::: Records for the exercise

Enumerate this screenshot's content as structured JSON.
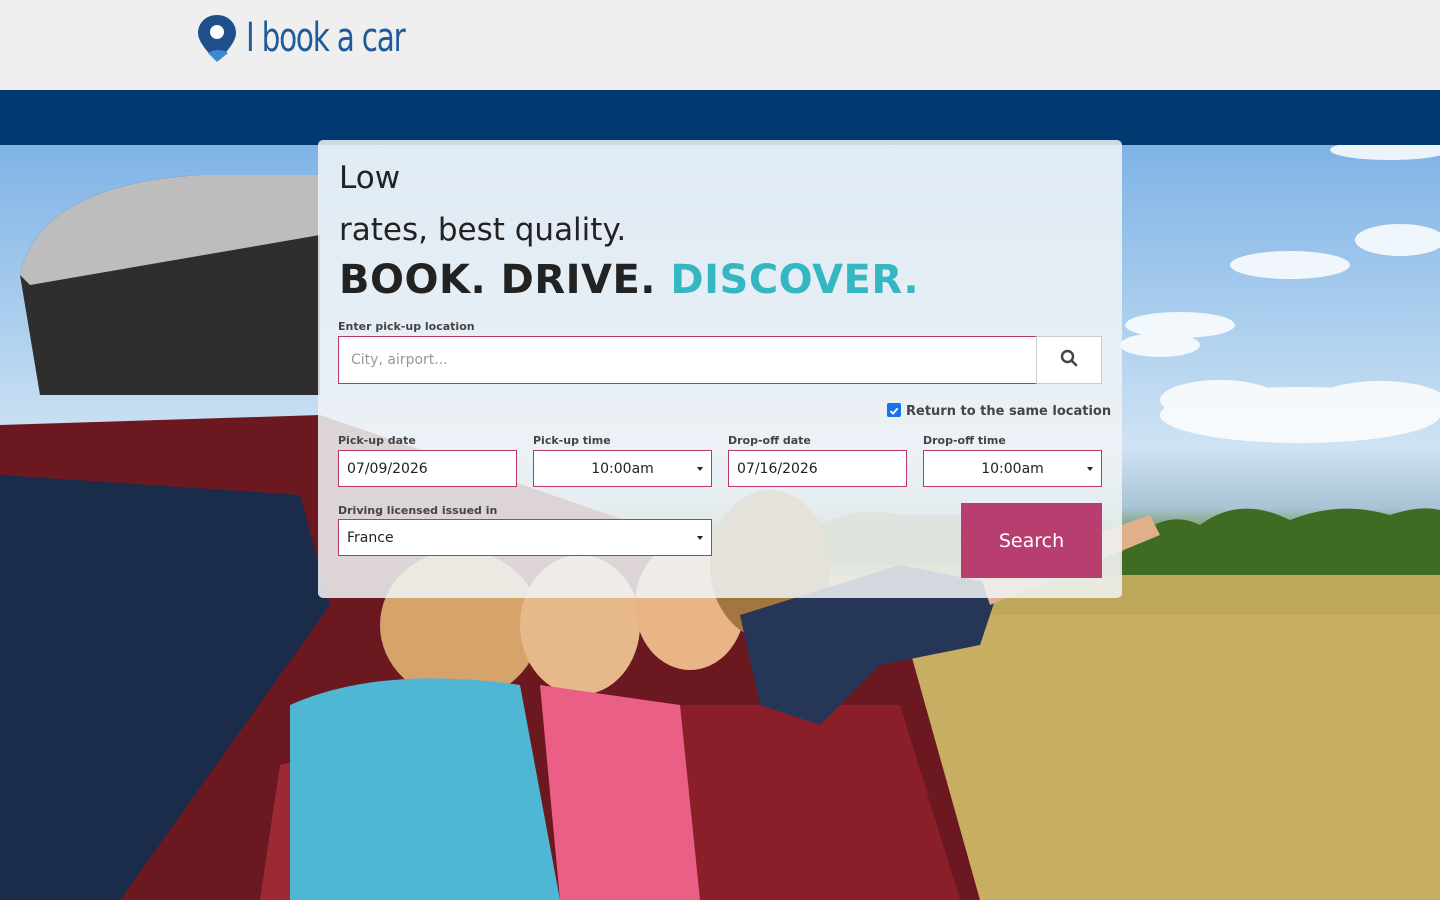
{
  "brand": {
    "name": "I book a car",
    "color": "#1f5b9a"
  },
  "hero": {
    "line1": "Low",
    "line2": "rates, best quality.",
    "slogan_main": "BOOK. DRIVE.",
    "slogan_accent": "DISCOVER.",
    "accent_color": "#35b7c1"
  },
  "form": {
    "location_label": "Enter pick-up location",
    "location_placeholder": "City, airport...",
    "return_same_label": "Return to the same location",
    "return_same_checked": true,
    "pickup_date_label": "Pick-up date",
    "pickup_date_value": "07/09/2026",
    "pickup_time_label": "Pick-up time",
    "pickup_time_value": "10:00am",
    "dropoff_date_label": "Drop-off date",
    "dropoff_date_value": "07/16/2026",
    "dropoff_time_label": "Drop-off time",
    "dropoff_time_value": "10:00am",
    "license_label": "Driving licensed issued in",
    "license_value": "France",
    "search_label": "Search",
    "search_color": "#b83e70"
  },
  "icons": {
    "search": "magnifier-icon",
    "logo": "location-pin-icon",
    "checkbox": "checkmark-icon"
  }
}
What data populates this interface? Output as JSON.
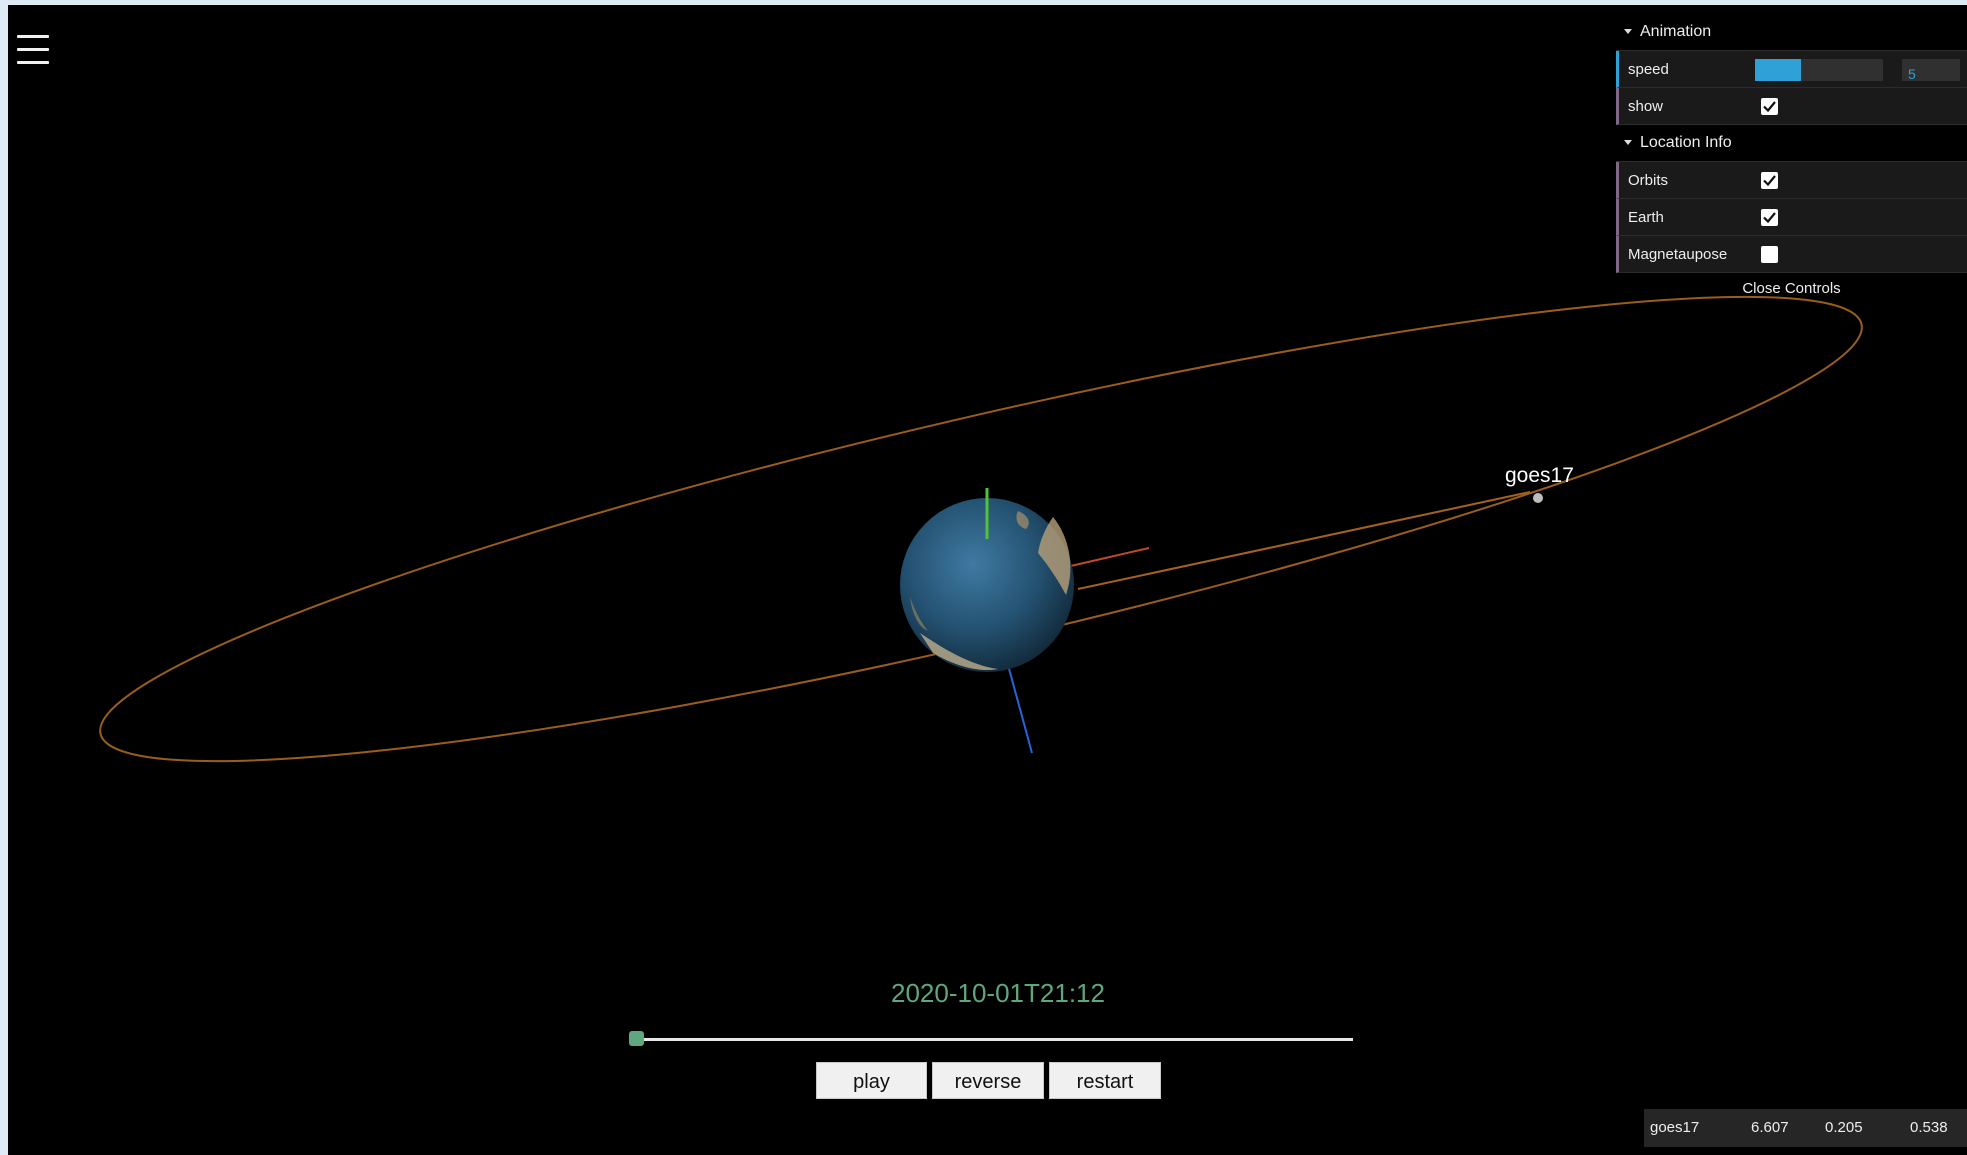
{
  "gui": {
    "animation_title": "Animation",
    "speed_label": "speed",
    "speed_value": "5",
    "speed_fraction": 0.36,
    "show_label": "show",
    "show_checked": true,
    "location_title": "Location Info",
    "orbits_label": "Orbits",
    "orbits_checked": true,
    "earth_label": "Earth",
    "earth_checked": true,
    "magnetopause_label": "Magnetaupose",
    "magnetopause_checked": false,
    "close_label": "Close Controls"
  },
  "scene": {
    "satellite_name": "goes17",
    "colors": {
      "orbit": "#a3621e",
      "x_axis": "#c24a2a",
      "y_axis": "#52c23a",
      "z_axis": "#2a62d9",
      "ocean": "#2a5a82"
    }
  },
  "timeline": {
    "timestamp": "2020-10-01T21:12",
    "progress": 0.0
  },
  "buttons": {
    "play": "play",
    "reverse": "reverse",
    "restart": "restart"
  },
  "info": {
    "name": "goes17",
    "v1": "6.607",
    "v2": "0.205",
    "v3": "0.538"
  }
}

::::::

#### Your goal:
Print the full listing exactly, dropping the pictures.

#### Solution to the exercise:
Enumerate this screenshot's content as structured JSON.
{
  "brand": {
    "name": "I book a car",
    "color": "#1f5b9a"
  },
  "hero": {
    "line1": "Low",
    "line2": "rates, best quality.",
    "slogan_main": "BOOK. DRIVE.",
    "slogan_accent": "DISCOVER.",
    "accent_color": "#35b7c1"
  },
  "form": {
    "location_label": "Enter pick-up location",
    "location_placeholder": "City, airport...",
    "return_same_label": "Return to the same location",
    "return_same_checked": true,
    "pickup_date_label": "Pick-up date",
    "pickup_date_value": "07/09/2026",
    "pickup_time_label": "Pick-up time",
    "pickup_time_value": "10:00am",
    "dropoff_date_label": "Drop-off date",
    "dropoff_date_value": "07/16/2026",
    "dropoff_time_label": "Drop-off time",
    "dropoff_time_value": "10:00am",
    "license_label": "Driving licensed issued in",
    "license_value": "France",
    "search_label": "Search",
    "search_color": "#b83e70"
  },
  "icons": {
    "search": "magnifier-icon",
    "logo": "location-pin-icon",
    "checkbox": "checkmark-icon"
  }
}
What data populates this interface? Output as JSON.
{
  "gui": {
    "animation_title": "Animation",
    "speed_label": "speed",
    "speed_value": "5",
    "speed_fraction": 0.36,
    "show_label": "show",
    "show_checked": true,
    "location_title": "Location Info",
    "orbits_label": "Orbits",
    "orbits_checked": true,
    "earth_label": "Earth",
    "earth_checked": true,
    "magnetopause_label": "Magnetaupose",
    "magnetopause_checked": false,
    "close_label": "Close Controls"
  },
  "scene": {
    "satellite_name": "goes17",
    "colors": {
      "orbit": "#a3621e",
      "x_axis": "#c24a2a",
      "y_axis": "#52c23a",
      "z_axis": "#2a62d9",
      "ocean": "#2a5a82"
    }
  },
  "timeline": {
    "timestamp": "2020-10-01T21:12",
    "progress": 0.0
  },
  "buttons": {
    "play": "play",
    "reverse": "reverse",
    "restart": "restart"
  },
  "info": {
    "name": "goes17",
    "v1": "6.607",
    "v2": "0.205",
    "v3": "0.538"
  }
}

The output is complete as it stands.